■ **SHORT PROBLEM**
From the entries below, gather each line containing the word "рабочих".

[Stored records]
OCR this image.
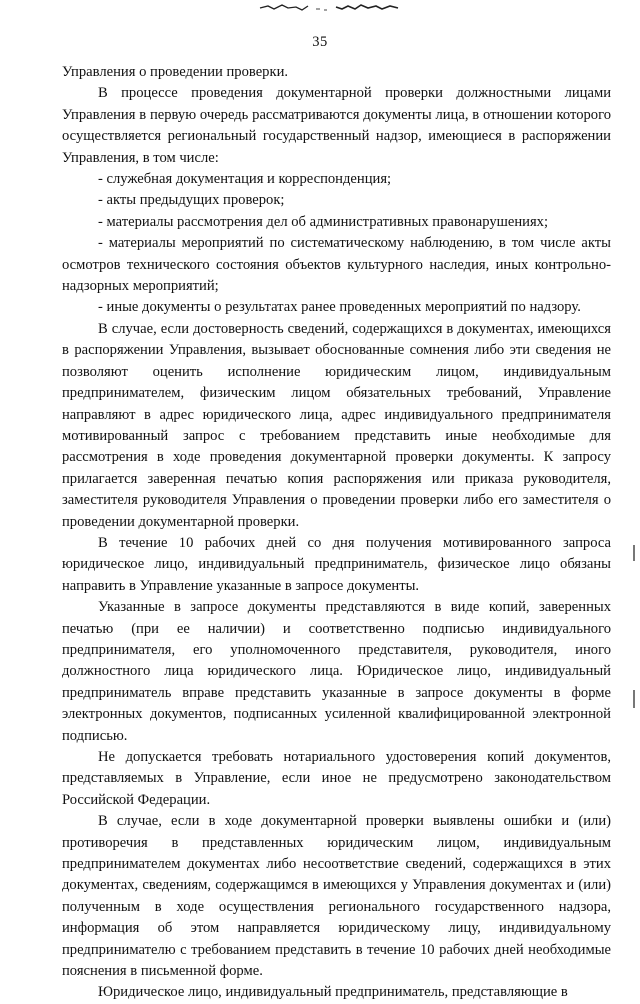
35

Управления о проведении проверки.

В процессе проведения документарной проверки должностными лицами Управления в первую очередь рассматриваются документы лица, в отношении которого осуществляется региональный государственный надзор, имеющиеся в распоряжении Управления, в том числе:

- служебная документация и корреспонденция;

- акты предыдущих проверок;

- материалы рассмотрения дел об административных правонарушениях;

- материалы мероприятий по систематическому наблюдению, в том числе акты осмотров технического состояния объектов культурного наследия, иных контрольно-надзорных мероприятий;

- иные документы о результатах ранее проведенных мероприятий по надзору.

В случае, если достоверность сведений, содержащихся в документах, имеющихся в распоряжении Управления, вызывает обоснованные сомнения либо эти сведения не позволяют оценить исполнение юридическим лицом, индивидуальным предпринимателем, физическим лицом обязательных требований, Управление направляют в адрес юридического лица, адрес индивидуального предпринимателя мотивированный запрос с требованием представить иные необходимые для рассмотрения в ходе проведения документарной проверки документы. К запросу прилагается заверенная печатью копия распоряжения или приказа руководителя, заместителя руководителя Управления о проведении проверки либо его заместителя о проведении документарной проверки.

В течение 10 рабочих дней со дня получения мотивированного запроса юридическое лицо, индивидуальный предприниматель, физическое лицо обязаны направить в Управление указанные в запросе документы.

Указанные в запросе документы представляются в виде копий, заверенных печатью (при ее наличии) и соответственно подписью индивидуального предпринимателя, его уполномоченного представителя, руководителя, иного должностного лица юридического лица. Юридическое лицо, индивидуальный предприниматель вправе представить указанные в запросе документы в форме электронных документов, подписанных усиленной квалифицированной электронной подписью.

Не допускается требовать нотариального удостоверения копий документов, представляемых в Управление, если иное не предусмотрено законодательством Российской Федерации.

В случае, если в ходе документарной проверки выявлены ошибки и (или) противоречия в представленных юридическим лицом, индивидуальным предпринимателем документах либо несоответствие сведений, содержащихся в этих документах, сведениям, содержащимся в имеющихся у Управления документах и (или) полученным в ходе осуществления регионального государственного надзора, информация об этом направляется юридическому лицу, индивидуальному предпринимателю с требованием представить в течение 10 рабочих дней необходимые пояснения в письменной форме.

Юридическое лицо, индивидуальный предприниматель, представляющие в
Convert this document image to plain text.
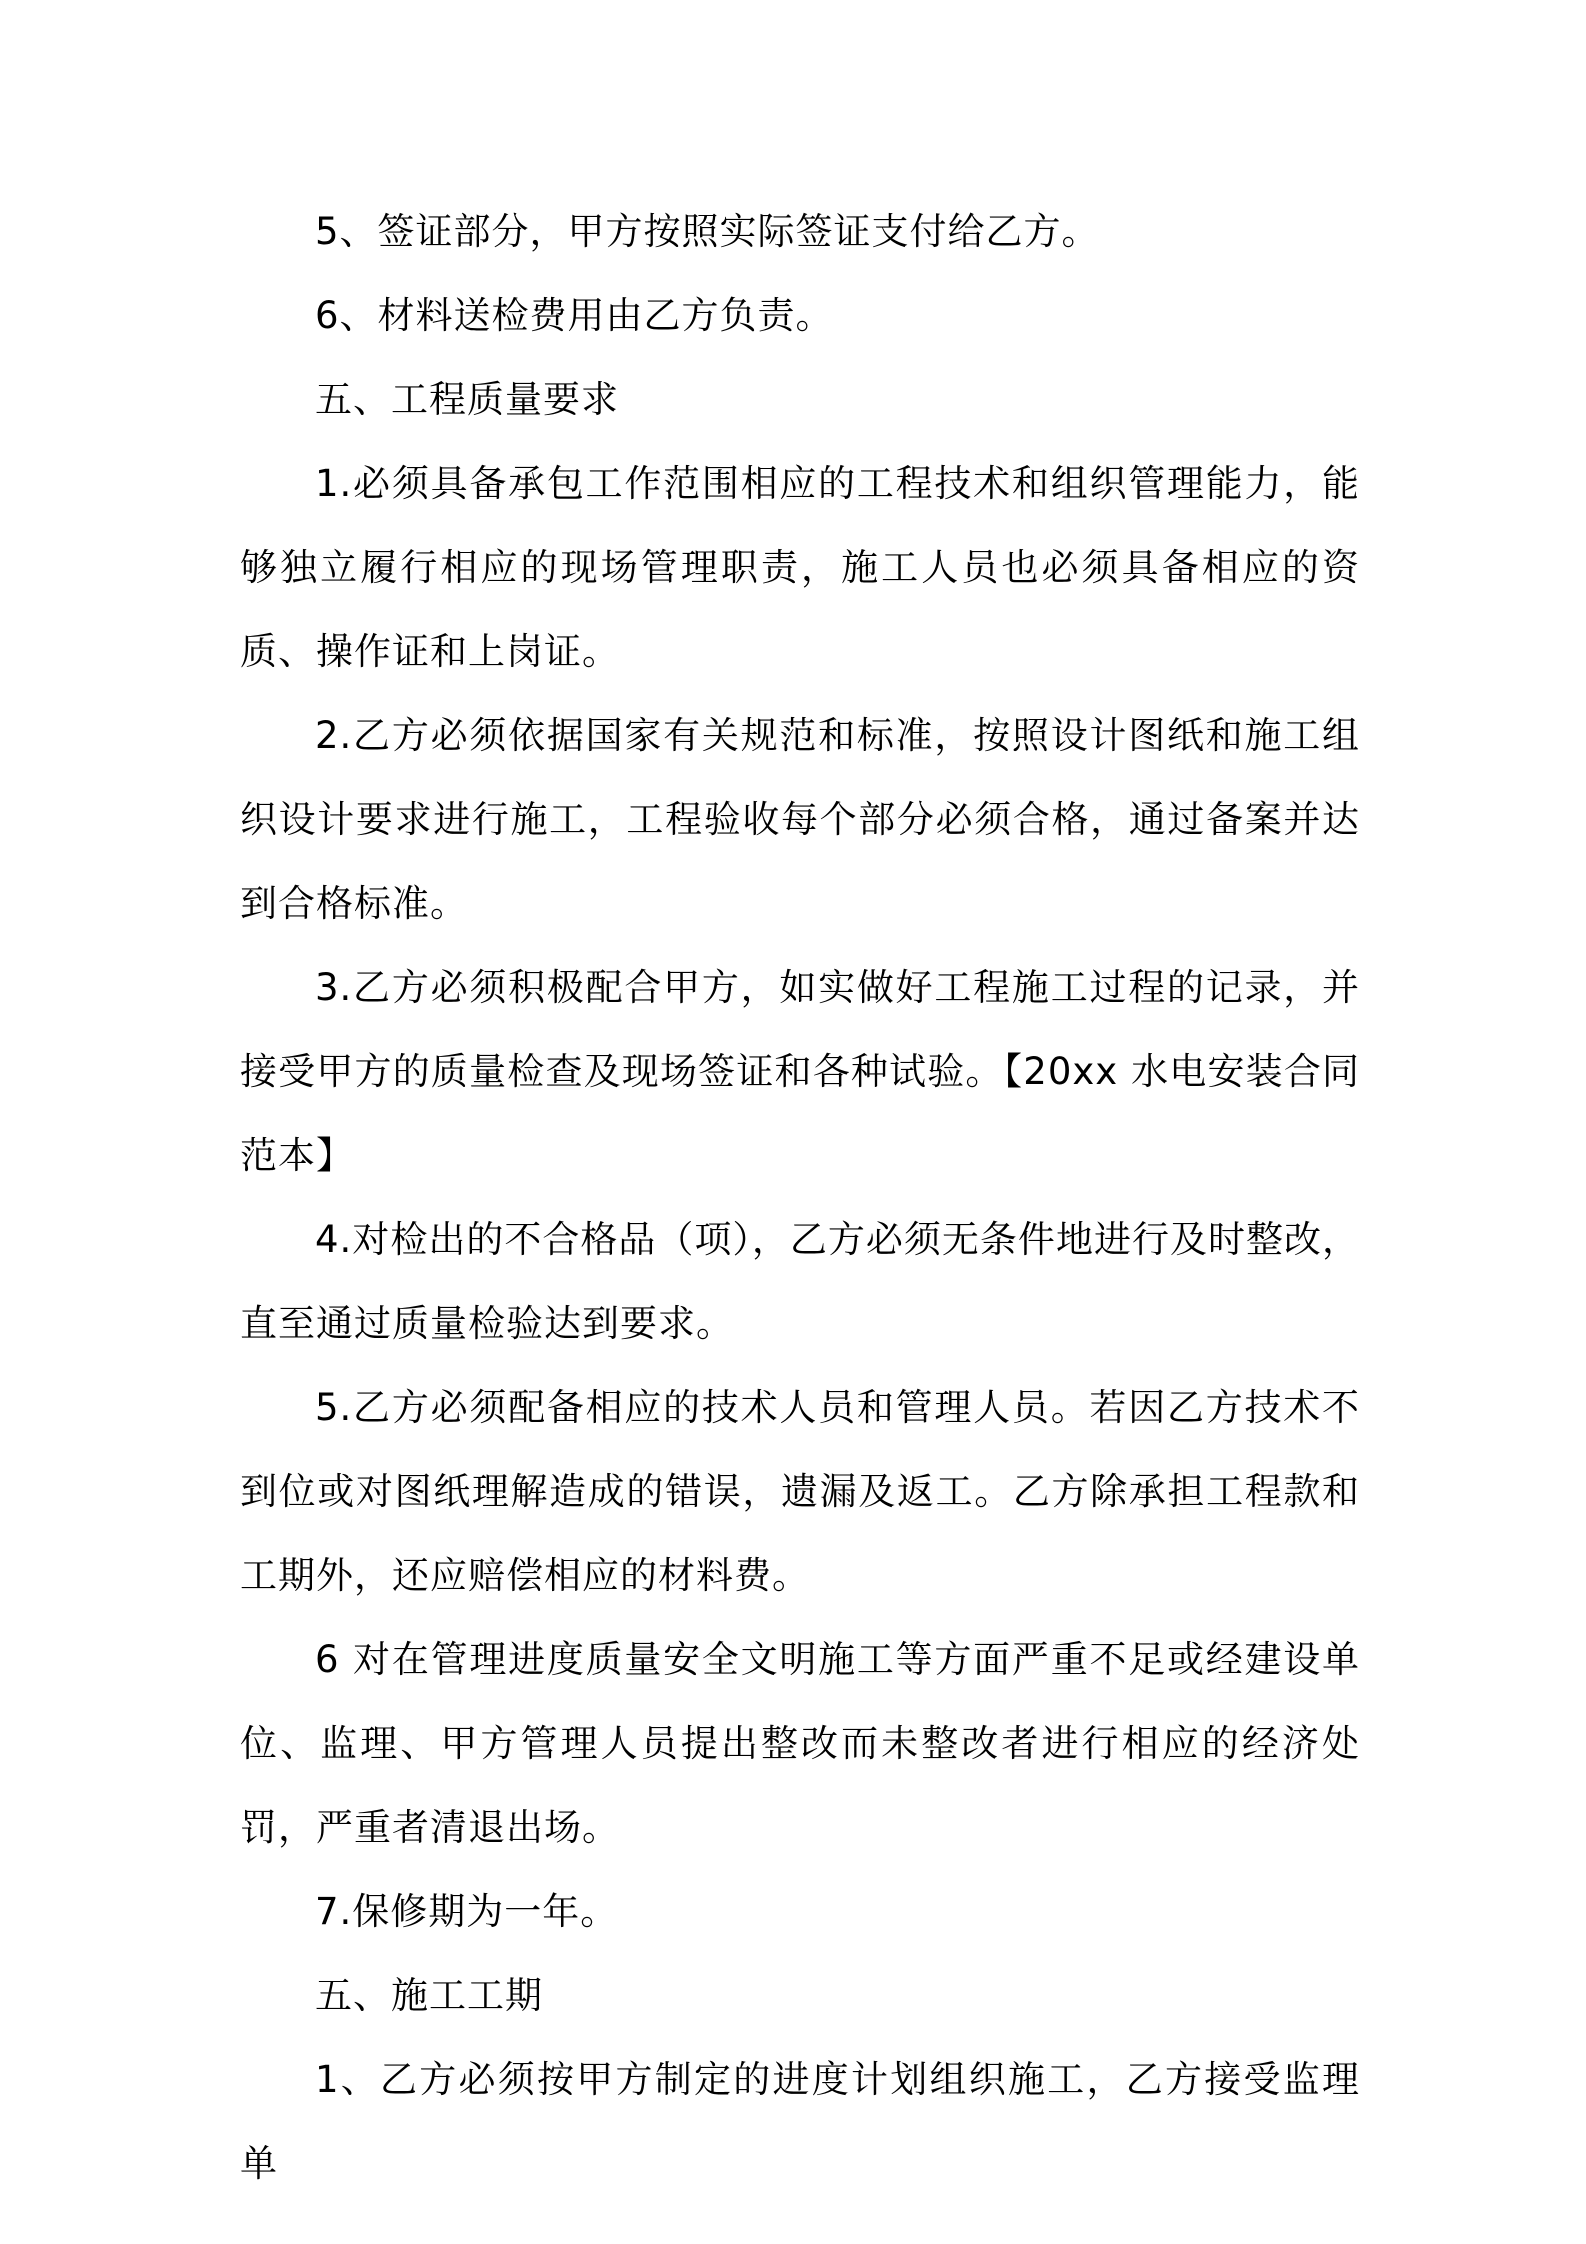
5、签证部分，甲方按照实际签证支付给乙方。

6、材料送检费用由乙方负责。

五、工程质量要求

1.必须具备承包工作范围相应的工程技术和组织管理能力，能够独立履行相应的现场管理职责，施工人员也必须具备相应的资质、操作证和上岗证。

2.乙方必须依据国家有关规范和标准，按照设计图纸和施工组织设计要求进行施工，工程验收每个部分必须合格，通过备案并达到合格标准。

3.乙方必须积极配合甲方，如实做好工程施工过程的记录，并接受甲方的质量检查及现场签证和各种试验。【20xx 水电安装合同范本】

4.对检出的不合格品（项），乙方必须无条件地进行及时整改，直至通过质量检验达到要求。

5.乙方必须配备相应的技术人员和管理人员。若因乙方技术不到位或对图纸理解造成的错误，遗漏及返工。乙方除承担工程款和工期外，还应赔偿相应的材料费。

6 对在管理进度质量安全文明施工等方面严重不足或经建设单位、监理、甲方管理人员提出整改而未整改者进行相应的经济处罚，严重者清退出场。

7.保修期为一年。

五、施工工期

1、乙方必须按甲方制定的进度计划组织施工，乙方接受监理单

■ **RESULT OF THIS TASK**
В течение 10 рабочих дней со дня получения мотивированного запроса юридическое лицо, индивидуальный предприниматель, физическое лицо обязаны направить в Управление указанные в запросе документы.
В случае, если в ходе документарной проверки выявлены ошибки и (или) противоречия в представленных юридическим лицом, индивидуальным предпринимателем документах либо несоответствие сведений, содержащихся в этих документах, сведениям, содержащимся в имеющихся у Управления документах и (или) полученным в ходе осуществления регионального государственного надзора, информация об этом направляется юридическому лицу, индивидуальному предпринимателю с требованием представить в течение 10 рабочих дней необходимые пояснения в письменной форме.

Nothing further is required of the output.